» **THE REQUEST**
Check each line of the listing below for the string "اللغة", and copy the ones that have it.

───── DATA SUPPLIED ─────

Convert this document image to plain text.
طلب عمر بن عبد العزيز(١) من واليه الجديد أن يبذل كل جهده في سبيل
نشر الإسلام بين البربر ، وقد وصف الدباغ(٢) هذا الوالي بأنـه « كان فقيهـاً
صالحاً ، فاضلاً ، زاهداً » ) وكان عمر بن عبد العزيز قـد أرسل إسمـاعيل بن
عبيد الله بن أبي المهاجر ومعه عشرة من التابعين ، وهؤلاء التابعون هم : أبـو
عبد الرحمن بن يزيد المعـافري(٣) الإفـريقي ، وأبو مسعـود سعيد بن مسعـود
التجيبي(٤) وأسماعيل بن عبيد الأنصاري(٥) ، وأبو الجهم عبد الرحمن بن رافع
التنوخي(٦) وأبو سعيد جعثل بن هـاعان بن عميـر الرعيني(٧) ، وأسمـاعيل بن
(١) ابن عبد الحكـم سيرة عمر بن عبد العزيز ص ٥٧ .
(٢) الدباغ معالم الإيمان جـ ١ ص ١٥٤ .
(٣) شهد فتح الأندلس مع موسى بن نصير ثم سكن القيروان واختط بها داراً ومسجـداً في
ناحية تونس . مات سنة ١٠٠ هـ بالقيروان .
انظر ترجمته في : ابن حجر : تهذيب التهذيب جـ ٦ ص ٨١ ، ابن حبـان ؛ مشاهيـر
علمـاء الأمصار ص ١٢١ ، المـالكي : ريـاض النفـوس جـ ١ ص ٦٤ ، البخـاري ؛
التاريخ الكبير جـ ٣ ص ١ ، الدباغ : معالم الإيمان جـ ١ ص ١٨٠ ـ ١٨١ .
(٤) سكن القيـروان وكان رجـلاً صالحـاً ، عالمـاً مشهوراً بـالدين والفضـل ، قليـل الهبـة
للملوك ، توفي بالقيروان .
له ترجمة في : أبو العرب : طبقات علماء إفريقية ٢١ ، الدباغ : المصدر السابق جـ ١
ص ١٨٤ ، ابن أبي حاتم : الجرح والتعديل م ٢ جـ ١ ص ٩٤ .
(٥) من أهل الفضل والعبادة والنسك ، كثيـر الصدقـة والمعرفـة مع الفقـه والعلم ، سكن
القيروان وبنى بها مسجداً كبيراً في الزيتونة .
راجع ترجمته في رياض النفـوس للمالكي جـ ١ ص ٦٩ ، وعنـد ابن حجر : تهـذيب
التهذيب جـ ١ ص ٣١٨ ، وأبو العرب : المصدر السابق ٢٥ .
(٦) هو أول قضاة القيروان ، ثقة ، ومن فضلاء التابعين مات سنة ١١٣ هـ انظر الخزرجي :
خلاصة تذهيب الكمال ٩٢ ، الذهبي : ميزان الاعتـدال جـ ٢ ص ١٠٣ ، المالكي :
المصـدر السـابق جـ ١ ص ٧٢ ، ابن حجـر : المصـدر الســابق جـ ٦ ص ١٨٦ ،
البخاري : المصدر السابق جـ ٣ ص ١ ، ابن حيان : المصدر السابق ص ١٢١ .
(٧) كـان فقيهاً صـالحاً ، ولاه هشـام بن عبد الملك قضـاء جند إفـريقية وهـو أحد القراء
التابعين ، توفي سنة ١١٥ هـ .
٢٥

─────
───── DATA SUPPLIED ─────

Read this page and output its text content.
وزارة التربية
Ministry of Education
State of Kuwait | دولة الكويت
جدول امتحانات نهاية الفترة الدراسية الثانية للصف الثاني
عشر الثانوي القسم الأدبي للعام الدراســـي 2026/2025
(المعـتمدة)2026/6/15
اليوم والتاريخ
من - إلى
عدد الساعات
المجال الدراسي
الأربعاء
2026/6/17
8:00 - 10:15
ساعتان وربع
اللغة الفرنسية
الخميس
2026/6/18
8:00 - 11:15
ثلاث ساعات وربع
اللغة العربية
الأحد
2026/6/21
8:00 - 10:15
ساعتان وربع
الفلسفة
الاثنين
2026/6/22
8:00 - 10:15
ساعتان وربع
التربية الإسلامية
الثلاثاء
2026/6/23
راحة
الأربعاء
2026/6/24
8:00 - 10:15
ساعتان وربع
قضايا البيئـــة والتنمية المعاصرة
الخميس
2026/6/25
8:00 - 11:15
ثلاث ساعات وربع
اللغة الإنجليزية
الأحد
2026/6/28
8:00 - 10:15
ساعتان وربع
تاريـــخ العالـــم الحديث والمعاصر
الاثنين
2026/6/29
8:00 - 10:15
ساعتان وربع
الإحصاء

─────

» **WRITTEN RESPONSE**
اللغة الفرنسية
اللغة العربية
اللغة الإنجليزية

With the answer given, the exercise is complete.